Saved entries
(begin)
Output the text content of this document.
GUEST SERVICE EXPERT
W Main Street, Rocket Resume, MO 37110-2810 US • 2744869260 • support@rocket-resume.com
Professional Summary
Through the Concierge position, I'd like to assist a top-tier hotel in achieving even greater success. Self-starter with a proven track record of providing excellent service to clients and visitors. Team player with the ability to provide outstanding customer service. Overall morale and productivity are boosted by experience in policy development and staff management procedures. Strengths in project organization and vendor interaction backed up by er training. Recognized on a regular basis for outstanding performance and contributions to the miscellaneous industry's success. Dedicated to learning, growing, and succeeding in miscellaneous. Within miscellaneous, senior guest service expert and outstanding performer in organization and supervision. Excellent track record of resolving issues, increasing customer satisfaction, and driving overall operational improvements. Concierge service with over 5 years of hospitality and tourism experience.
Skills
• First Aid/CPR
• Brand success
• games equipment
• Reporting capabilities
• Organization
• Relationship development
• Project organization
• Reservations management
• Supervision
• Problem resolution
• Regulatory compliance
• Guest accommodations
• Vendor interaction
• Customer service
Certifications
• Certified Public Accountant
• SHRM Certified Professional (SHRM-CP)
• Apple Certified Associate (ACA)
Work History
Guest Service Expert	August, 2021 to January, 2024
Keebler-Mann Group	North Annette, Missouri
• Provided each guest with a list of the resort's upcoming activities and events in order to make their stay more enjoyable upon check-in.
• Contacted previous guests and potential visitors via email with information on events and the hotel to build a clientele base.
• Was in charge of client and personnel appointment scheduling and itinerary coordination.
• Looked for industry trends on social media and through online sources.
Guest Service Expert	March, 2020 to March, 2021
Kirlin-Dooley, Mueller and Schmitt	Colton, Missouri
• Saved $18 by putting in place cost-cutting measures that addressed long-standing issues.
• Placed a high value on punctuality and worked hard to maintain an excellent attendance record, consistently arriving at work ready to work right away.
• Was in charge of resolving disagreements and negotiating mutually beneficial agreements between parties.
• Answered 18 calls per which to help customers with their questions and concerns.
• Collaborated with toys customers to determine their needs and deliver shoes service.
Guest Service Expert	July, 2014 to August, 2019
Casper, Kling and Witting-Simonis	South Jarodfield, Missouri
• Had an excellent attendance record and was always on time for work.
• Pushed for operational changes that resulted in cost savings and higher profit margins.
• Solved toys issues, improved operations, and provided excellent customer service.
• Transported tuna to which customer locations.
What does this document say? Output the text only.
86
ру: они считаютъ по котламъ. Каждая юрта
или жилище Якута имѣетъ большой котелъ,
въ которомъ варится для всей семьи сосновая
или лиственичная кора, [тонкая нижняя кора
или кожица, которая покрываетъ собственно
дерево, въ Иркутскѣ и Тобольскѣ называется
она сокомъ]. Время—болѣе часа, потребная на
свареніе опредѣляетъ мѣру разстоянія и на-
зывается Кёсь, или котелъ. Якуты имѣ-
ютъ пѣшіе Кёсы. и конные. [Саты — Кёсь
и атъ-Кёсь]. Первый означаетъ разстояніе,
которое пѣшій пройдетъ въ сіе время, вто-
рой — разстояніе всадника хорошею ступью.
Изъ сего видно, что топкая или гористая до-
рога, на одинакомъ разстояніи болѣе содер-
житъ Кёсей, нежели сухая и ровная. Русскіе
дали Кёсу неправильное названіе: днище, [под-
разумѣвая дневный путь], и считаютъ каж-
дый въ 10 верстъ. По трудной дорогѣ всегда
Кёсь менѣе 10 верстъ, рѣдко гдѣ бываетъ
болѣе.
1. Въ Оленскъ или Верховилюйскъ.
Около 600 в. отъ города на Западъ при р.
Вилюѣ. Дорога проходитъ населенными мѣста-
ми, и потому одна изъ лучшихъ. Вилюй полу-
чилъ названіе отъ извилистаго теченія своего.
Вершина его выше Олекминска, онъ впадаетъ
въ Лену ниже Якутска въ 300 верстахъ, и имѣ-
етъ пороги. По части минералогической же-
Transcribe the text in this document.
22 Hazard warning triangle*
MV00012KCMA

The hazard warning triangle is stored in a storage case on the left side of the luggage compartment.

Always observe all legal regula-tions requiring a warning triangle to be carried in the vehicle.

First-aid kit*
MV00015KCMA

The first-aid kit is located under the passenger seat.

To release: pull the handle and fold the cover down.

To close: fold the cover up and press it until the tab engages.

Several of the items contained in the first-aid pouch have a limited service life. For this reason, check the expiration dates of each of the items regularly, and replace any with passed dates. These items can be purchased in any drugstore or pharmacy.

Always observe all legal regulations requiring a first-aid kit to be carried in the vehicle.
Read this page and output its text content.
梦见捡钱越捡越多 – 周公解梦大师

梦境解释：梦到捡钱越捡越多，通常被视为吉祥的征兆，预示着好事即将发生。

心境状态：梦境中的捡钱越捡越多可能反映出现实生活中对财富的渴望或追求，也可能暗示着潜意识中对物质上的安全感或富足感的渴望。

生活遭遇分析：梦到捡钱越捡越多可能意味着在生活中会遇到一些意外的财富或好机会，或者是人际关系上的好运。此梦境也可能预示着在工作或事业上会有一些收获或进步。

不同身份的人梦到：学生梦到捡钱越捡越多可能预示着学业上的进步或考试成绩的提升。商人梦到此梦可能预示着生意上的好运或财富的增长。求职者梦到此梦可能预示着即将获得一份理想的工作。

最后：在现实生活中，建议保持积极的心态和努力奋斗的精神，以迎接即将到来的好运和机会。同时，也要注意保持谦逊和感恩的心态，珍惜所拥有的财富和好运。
(end)
▶ _Given problem_
From the entries above, extract every line where the word "issues" appears.

▶ _Final result_
Through the Concierge position, I'd like to assist a top-tier hotel in achieving even greater success. Self-starter with a proven track record of providing excellent service to clients and visitors. Team player with the ability to provide outstanding customer service. Overall morale and productivity are boosted by experience in policy development and staff management procedures. Strengths in project organization and vendor interaction backed up by er training. Recognized on a regular basis for outstanding performance and contributions to the miscellaneous industry's success. Dedicated to learning, growing, and succeeding in miscellaneous. Within miscellaneous, senior guest service expert and outstanding performer in organization and supervision. Excellent track record of resolving issues, increasing customer satisfaction, and driving overall operational improvements. Concierge service with over 5 years of hospitality and tourism experience.
• Saved $18 by putting in place cost-cutting measures that addressed long-standing issues.
• Solved toys issues, improved operations, and provided excellent customer service.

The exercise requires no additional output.